Start of Records

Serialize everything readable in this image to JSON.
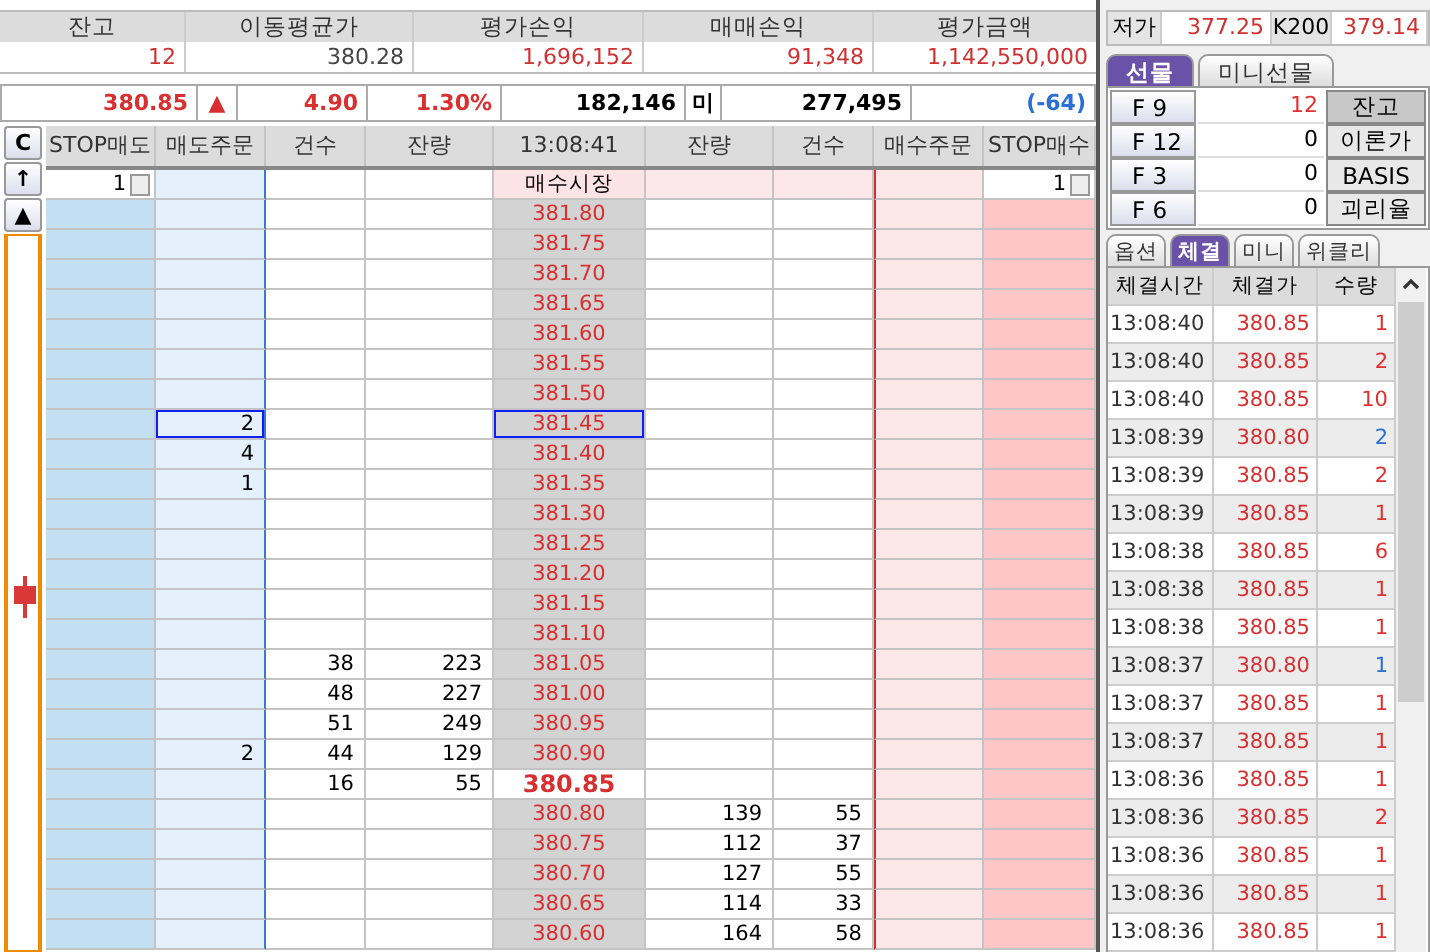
{
  "summary": [
    {
      "label": "잔고",
      "value": "12"
    },
    {
      "label": "이동평균가",
      "value": "380.28"
    },
    {
      "label": "평가손익",
      "value": "1,696,152"
    },
    {
      "label": "매매손익",
      "value": "91,348"
    },
    {
      "label": "평가금액",
      "value": "1,142,550,000"
    }
  ],
  "quote": {
    "price": "380.85",
    "arrow": "▲",
    "change": "4.90",
    "rate": "1.30%",
    "volume": "182,146",
    "unit": "미",
    "open_interest": "277,495",
    "diff": "(-64)"
  },
  "orderbook": {
    "clear_button": "C",
    "up_button": "↑",
    "top_button": "▲",
    "columns": [
      "STOP매도",
      "매도주문",
      "건수",
      "잔량",
      "13:08:41",
      "잔량",
      "건수",
      "매수주문",
      "STOP매수"
    ],
    "rows": [
      {
        "kind": "control",
        "stop_sell": "1",
        "label": "매수시장",
        "stop_buy": "1"
      },
      {
        "kind": "price",
        "price": "381.80",
        "selected": false,
        "current": false
      },
      {
        "kind": "price",
        "price": "381.75",
        "selected": false,
        "current": false
      },
      {
        "kind": "price",
        "price": "381.70",
        "selected": false,
        "current": false
      },
      {
        "kind": "price",
        "price": "381.65",
        "selected": false,
        "current": false
      },
      {
        "kind": "price",
        "price": "381.60",
        "selected": false,
        "current": false
      },
      {
        "kind": "price",
        "price": "381.55",
        "selected": false,
        "current": false
      },
      {
        "kind": "price",
        "price": "381.50",
        "selected": false,
        "current": false
      },
      {
        "kind": "price",
        "price": "381.45",
        "sell_order": "2",
        "selected": true,
        "current": false
      },
      {
        "kind": "price",
        "price": "381.40",
        "sell_order": "4",
        "selected": false,
        "current": false
      },
      {
        "kind": "price",
        "price": "381.35",
        "sell_order": "1",
        "selected": false,
        "current": false
      },
      {
        "kind": "price",
        "price": "381.30",
        "selected": false,
        "current": false
      },
      {
        "kind": "price",
        "price": "381.25",
        "selected": false,
        "current": false
      },
      {
        "kind": "price",
        "price": "381.20",
        "selected": false,
        "current": false
      },
      {
        "kind": "price",
        "price": "381.15",
        "selected": false,
        "current": false
      },
      {
        "kind": "price",
        "price": "381.10",
        "selected": false,
        "current": false
      },
      {
        "kind": "price",
        "price": "381.05",
        "sell_count": "38",
        "sell_qty": "223",
        "selected": false,
        "current": false
      },
      {
        "kind": "price",
        "price": "381.00",
        "sell_count": "48",
        "sell_qty": "227",
        "selected": false,
        "current": false
      },
      {
        "kind": "price",
        "price": "380.95",
        "sell_count": "51",
        "sell_qty": "249",
        "selected": false,
        "current": false
      },
      {
        "kind": "price",
        "price": "380.90",
        "sell_order": "2",
        "sell_count": "44",
        "sell_qty": "129",
        "selected": false,
        "current": false
      },
      {
        "kind": "price",
        "price": "380.85",
        "sell_count": "16",
        "sell_qty": "55",
        "selected": false,
        "current": true
      },
      {
        "kind": "price",
        "price": "380.80",
        "buy_qty": "139",
        "buy_count": "55",
        "selected": false,
        "current": false
      },
      {
        "kind": "price",
        "price": "380.75",
        "buy_qty": "112",
        "buy_count": "37",
        "selected": false,
        "current": false
      },
      {
        "kind": "price",
        "price": "380.70",
        "buy_qty": "127",
        "buy_count": "55",
        "selected": false,
        "current": false
      },
      {
        "kind": "price",
        "price": "380.65",
        "buy_qty": "114",
        "buy_count": "33",
        "selected": false,
        "current": false
      },
      {
        "kind": "price",
        "price": "380.60",
        "buy_qty": "164",
        "buy_count": "58",
        "selected": false,
        "current": false
      }
    ]
  },
  "market_info": [
    {
      "label": "저가",
      "value": "377.25"
    },
    {
      "label": "K200",
      "value": "379.14"
    }
  ],
  "futures_tabs": [
    {
      "label": "선물",
      "selected": true
    },
    {
      "label": "미니선물",
      "selected": false
    }
  ],
  "futures": [
    {
      "code": "F 9",
      "value": "12",
      "color": "#e03030",
      "button": "잔고"
    },
    {
      "code": "F 12",
      "value": "0",
      "color": "#000000",
      "button": "이론가"
    },
    {
      "code": "F 3",
      "value": "0",
      "color": "#000000",
      "button": "BASIS"
    },
    {
      "code": "F 6",
      "value": "0",
      "color": "#000000",
      "button": "괴리율"
    }
  ],
  "trade_tabs": [
    {
      "label": "옵션",
      "selected": false
    },
    {
      "label": "체결",
      "selected": true
    },
    {
      "label": "미니",
      "selected": false
    },
    {
      "label": "위클리",
      "selected": false
    }
  ],
  "trades": {
    "columns": [
      "체결시간",
      "체결가",
      "수량"
    ],
    "rows": [
      {
        "time": "13:08:40",
        "price": "380.85",
        "qty": "1",
        "color": "#e03030"
      },
      {
        "time": "13:08:40",
        "price": "380.85",
        "qty": "2",
        "color": "#e03030"
      },
      {
        "time": "13:08:40",
        "price": "380.85",
        "qty": "10",
        "color": "#e03030"
      },
      {
        "time": "13:08:39",
        "price": "380.80",
        "qty": "2",
        "color": "#2a6fd6"
      },
      {
        "time": "13:08:39",
        "price": "380.85",
        "qty": "2",
        "color": "#e03030"
      },
      {
        "time": "13:08:39",
        "price": "380.85",
        "qty": "1",
        "color": "#e03030"
      },
      {
        "time": "13:08:38",
        "price": "380.85",
        "qty": "6",
        "color": "#e03030"
      },
      {
        "time": "13:08:38",
        "price": "380.85",
        "qty": "1",
        "color": "#e03030"
      },
      {
        "time": "13:08:38",
        "price": "380.85",
        "qty": "1",
        "color": "#e03030"
      },
      {
        "time": "13:08:37",
        "price": "380.80",
        "qty": "1",
        "color": "#2a6fd6"
      },
      {
        "time": "13:08:37",
        "price": "380.85",
        "qty": "1",
        "color": "#e03030"
      },
      {
        "time": "13:08:37",
        "price": "380.85",
        "qty": "1",
        "color": "#e03030"
      },
      {
        "time": "13:08:36",
        "price": "380.85",
        "qty": "1",
        "color": "#e03030"
      },
      {
        "time": "13:08:36",
        "price": "380.85",
        "qty": "2",
        "color": "#e03030"
      },
      {
        "time": "13:08:36",
        "price": "380.85",
        "qty": "1",
        "color": "#e03030"
      },
      {
        "time": "13:08:36",
        "price": "380.85",
        "qty": "1",
        "color": "#e03030"
      },
      {
        "time": "13:08:36",
        "price": "380.85",
        "qty": "1",
        "color": "#e03030"
      }
    ]
  }
}
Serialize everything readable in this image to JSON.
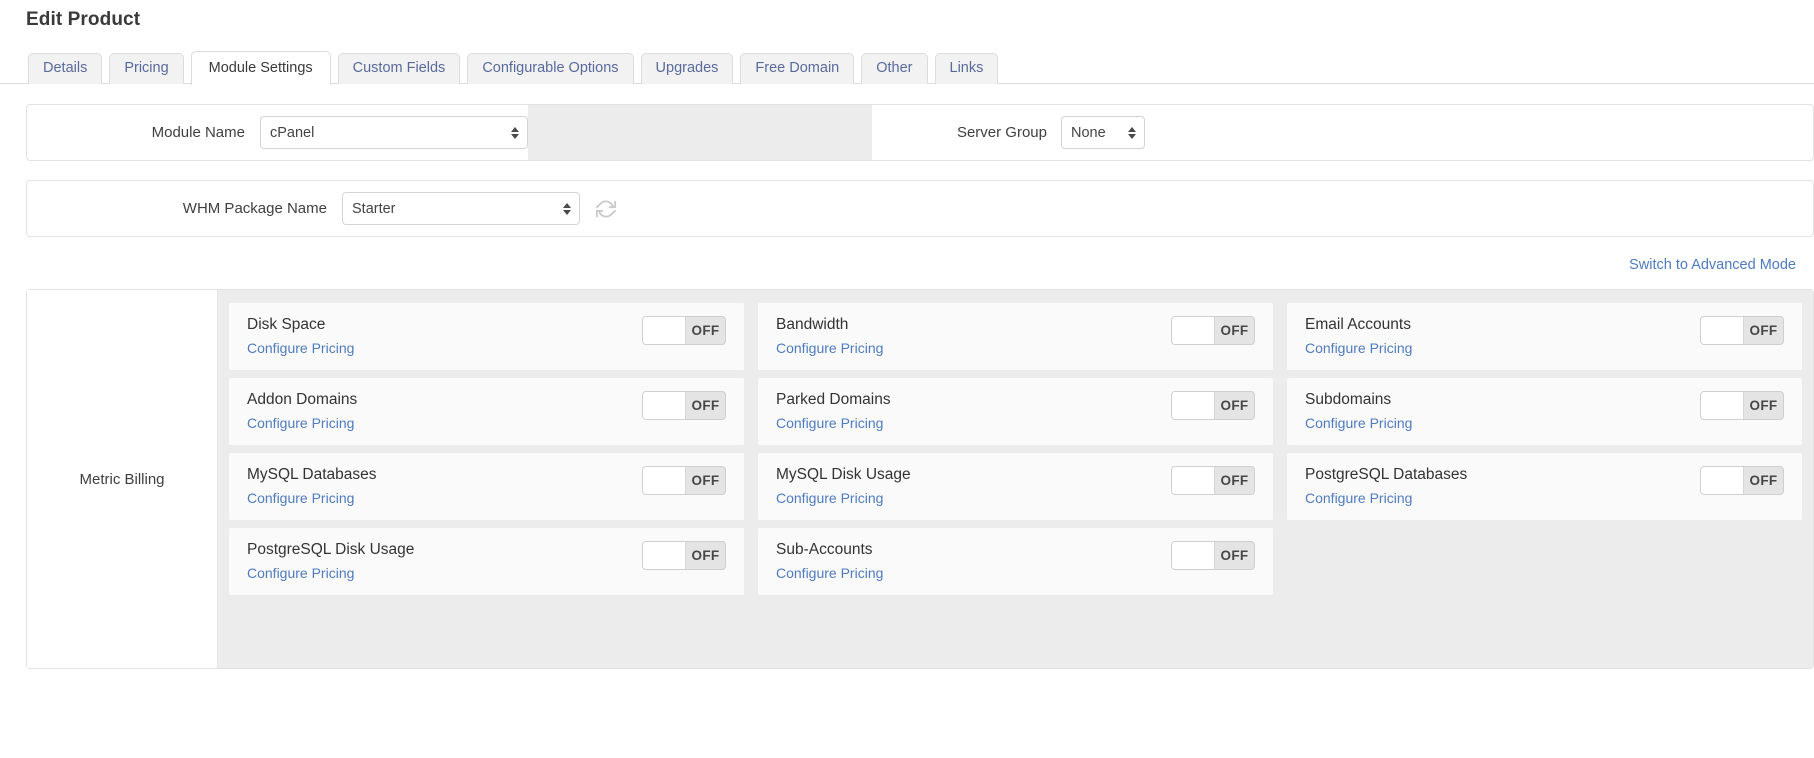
{
  "header": {
    "title": "Edit Product"
  },
  "tabs": [
    {
      "label": "Details",
      "active": false
    },
    {
      "label": "Pricing",
      "active": false
    },
    {
      "label": "Module Settings",
      "active": true
    },
    {
      "label": "Custom Fields",
      "active": false
    },
    {
      "label": "Configurable Options",
      "active": false
    },
    {
      "label": "Upgrades",
      "active": false
    },
    {
      "label": "Free Domain",
      "active": false
    },
    {
      "label": "Other",
      "active": false
    },
    {
      "label": "Links",
      "active": false
    }
  ],
  "form": {
    "module_name_label": "Module Name",
    "module_name_value": "cPanel",
    "server_group_label": "Server Group",
    "server_group_value": "None",
    "whm_package_label": "WHM Package Name",
    "whm_package_value": "Starter",
    "refresh_icon": "refresh-icon"
  },
  "advanced": {
    "link_label": "Switch to Advanced Mode"
  },
  "metric_billing": {
    "section_label": "Metric Billing",
    "configure_label": "Configure Pricing",
    "toggle_state": "OFF",
    "items": [
      {
        "name": "Disk Space",
        "state": "OFF",
        "link": "Configure Pricing"
      },
      {
        "name": "Bandwidth",
        "state": "OFF",
        "link": "Configure Pricing"
      },
      {
        "name": "Email Accounts",
        "state": "OFF",
        "link": "Configure Pricing"
      },
      {
        "name": "Addon Domains",
        "state": "OFF",
        "link": "Configure Pricing"
      },
      {
        "name": "Parked Domains",
        "state": "OFF",
        "link": "Configure Pricing"
      },
      {
        "name": "Subdomains",
        "state": "OFF",
        "link": "Configure Pricing"
      },
      {
        "name": "MySQL Databases",
        "state": "OFF",
        "link": "Configure Pricing"
      },
      {
        "name": "MySQL Disk Usage",
        "state": "OFF",
        "link": "Configure Pricing"
      },
      {
        "name": "PostgreSQL Databases",
        "state": "OFF",
        "link": "Configure Pricing"
      },
      {
        "name": "PostgreSQL Disk Usage",
        "state": "OFF",
        "link": "Configure Pricing"
      },
      {
        "name": "Sub-Accounts",
        "state": "OFF",
        "link": "Configure Pricing"
      }
    ]
  },
  "colors": {
    "link": "#4f7bbf",
    "tab_text": "#5a6a9a",
    "panel_bg": "#ececec",
    "card_bg": "#fafafa"
  }
}
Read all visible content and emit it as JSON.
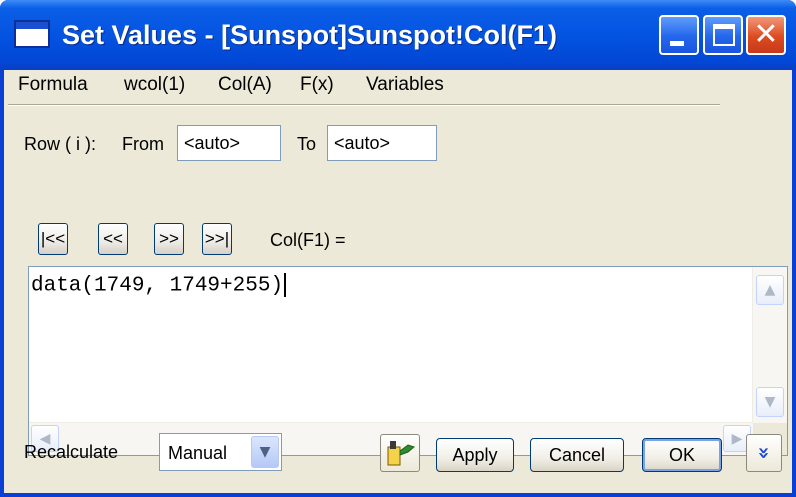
{
  "window": {
    "title": "Set Values - [Sunspot]Sunspot!Col(F1)"
  },
  "menu": {
    "items": [
      "Formula",
      "wcol(1)",
      "Col(A)",
      "F(x)",
      "Variables"
    ]
  },
  "row_range": {
    "label": "Row ( i ):",
    "from_label": "From",
    "from_value": "<auto>",
    "to_label": "To",
    "to_value": "<auto>"
  },
  "navigation": {
    "first": "|<<",
    "prev": "<<",
    "next": ">>",
    "last": ">>|",
    "column_label": "Col(F1) ="
  },
  "formula": {
    "text": "data(1749, 1749+255)"
  },
  "recalculate": {
    "label": "Recalculate",
    "selected": "Manual"
  },
  "buttons": {
    "apply": "Apply",
    "cancel": "Cancel",
    "ok": "OK"
  },
  "icons": {
    "window_icon": "window-icon",
    "minimize": "minimize-icon",
    "maximize": "maximize-icon",
    "close": "close-icon",
    "formula_tool": "pointing-hand-icon",
    "expand": "double-chevron-down-icon"
  },
  "colors": {
    "titlebar": "#0454e2",
    "dialog_bg": "#ece9d8",
    "close_button": "#de4b21"
  }
}
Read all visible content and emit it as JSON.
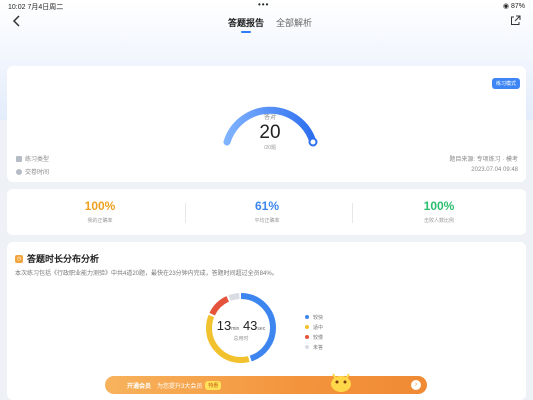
{
  "status_bar": {
    "time": "10:02",
    "date": "7月4日周二",
    "dots": "•••",
    "right": "◉ 87%"
  },
  "nav": {
    "back_icon": "chevron-left",
    "share_icon": "share",
    "tabs": [
      {
        "label": "答题报告",
        "active": true
      },
      {
        "label": "全部解析",
        "active": false
      }
    ]
  },
  "summary": {
    "tag": "练习模式",
    "gauge_label": "答对",
    "correct": "20",
    "total_text": "/20题",
    "fraction_correct": 1.0,
    "meta": {
      "type_label": "练习类型",
      "time_label": "交卷时间",
      "right_top": "题目来源: 专项练习 · 模考",
      "right_bottom": "2023.07.04 09:48"
    }
  },
  "stats": [
    {
      "value": "100%",
      "label": "我的正确率",
      "color": "#f0a020"
    },
    {
      "value": "61%",
      "label": "平均正确率",
      "color": "#3d86f0"
    },
    {
      "value": "100%",
      "label": "击败人数比例",
      "color": "#2cbf6f"
    }
  ],
  "time_analysis": {
    "title": "答题时长分布分析",
    "description": "本次练习包括《行政职业能力测验》中共4道20题，最快在23分钟内完成，答题时间超过全员84%。",
    "minutes": "13",
    "min_unit": "min",
    "seconds": "43",
    "sec_unit": "sec",
    "sub": "总用时",
    "legend": [
      {
        "label": "较快",
        "color": "#3d86f0",
        "value": 0.46
      },
      {
        "label": "适中",
        "color": "#f2c12e",
        "value": 0.36
      },
      {
        "label": "较慢",
        "color": "#e5533d",
        "value": 0.12
      },
      {
        "label": "未答",
        "color": "#d9dce3",
        "value": 0.06
      }
    ]
  },
  "promo": {
    "label": "开通会员",
    "text": "为您提升3大会员",
    "badge": "特惠",
    "arrow_icon": "chevron-right"
  }
}
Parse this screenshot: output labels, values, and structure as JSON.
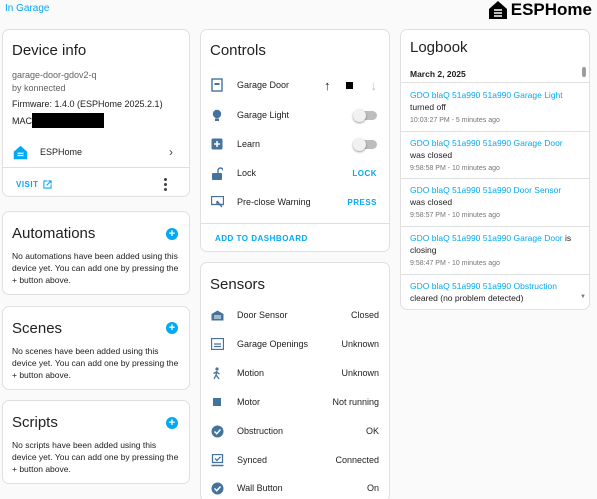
{
  "breadcrumb": "In Garage",
  "brand": {
    "name": "ESPHome"
  },
  "device_info": {
    "title": "Device info",
    "model": "garage-door-gdov2-q",
    "manufacturer": "by konnected",
    "firmware": "Firmware: 1.4.0 (ESPHome 2025.2.1)",
    "mac_label": "MAC:",
    "integration": "ESPHome",
    "visit_label": "VISIT"
  },
  "automations": {
    "title": "Automations",
    "desc": "No automations have been added using this device yet. You can add one by pressing the + button above."
  },
  "scenes": {
    "title": "Scenes",
    "desc": "No scenes have been added using this device yet. You can add one by pressing the + button above."
  },
  "scripts": {
    "title": "Scripts",
    "desc": "No scripts have been added using this device yet. You can add one by pressing the + button above."
  },
  "controls": {
    "title": "Controls",
    "items": [
      {
        "label": "Garage Door",
        "icon": "garage-door-icon"
      },
      {
        "label": "Garage Light",
        "icon": "lightbulb-icon"
      },
      {
        "label": "Learn",
        "icon": "plus-box-icon"
      },
      {
        "label": "Lock",
        "icon": "lock-open-icon",
        "action": "LOCK"
      },
      {
        "label": "Pre-close Warning",
        "icon": "monitor-icon",
        "action": "PRESS"
      }
    ],
    "add_dashboard": "ADD TO DASHBOARD"
  },
  "sensors": {
    "title": "Sensors",
    "items": [
      {
        "label": "Door Sensor",
        "value": "Closed",
        "icon": "garage-icon"
      },
      {
        "label": "Garage Openings",
        "value": "Unknown",
        "icon": "garage-counter-icon"
      },
      {
        "label": "Motion",
        "value": "Unknown",
        "icon": "walk-icon"
      },
      {
        "label": "Motor",
        "value": "Not running",
        "icon": "motor-icon"
      },
      {
        "label": "Obstruction",
        "value": "OK",
        "icon": "check-circle-icon"
      },
      {
        "label": "Synced",
        "value": "Connected",
        "icon": "sync-icon"
      },
      {
        "label": "Wall Button",
        "value": "On",
        "icon": "check-circle-icon"
      }
    ]
  },
  "logbook": {
    "title": "Logbook",
    "date": "March 2, 2025",
    "entries": [
      {
        "entity": "GDO blaQ 51a990 51a990 Garage Light",
        "text": "turned off",
        "time": "10:03:27 PM - 5 minutes ago"
      },
      {
        "entity": "GDO blaQ 51a990 51a990 Garage Door",
        "text": "was closed",
        "time": "9:58:58 PM - 10 minutes ago"
      },
      {
        "entity": "GDO blaQ 51a990 51a990 Door Sensor",
        "text": "was closed",
        "time": "9:58:57 PM - 10 minutes ago"
      },
      {
        "entity": "GDO blaQ 51a990 51a990 Garage Door",
        "text": "is closing",
        "time": "9:58:47 PM - 10 minutes ago"
      },
      {
        "entity": "GDO blaQ 51a990 51a990 Obstruction",
        "text": "cleared (no problem detected)",
        "time": ""
      }
    ]
  },
  "colors": {
    "accent": "#03a9f4",
    "icon": "#44739e"
  }
}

End of Records

What the task requires » Scan the records above for the string "Accounts", then report every line that contains it.

Answer »
        "name": "Email Accounts",
        "name": "Sub-Accounts",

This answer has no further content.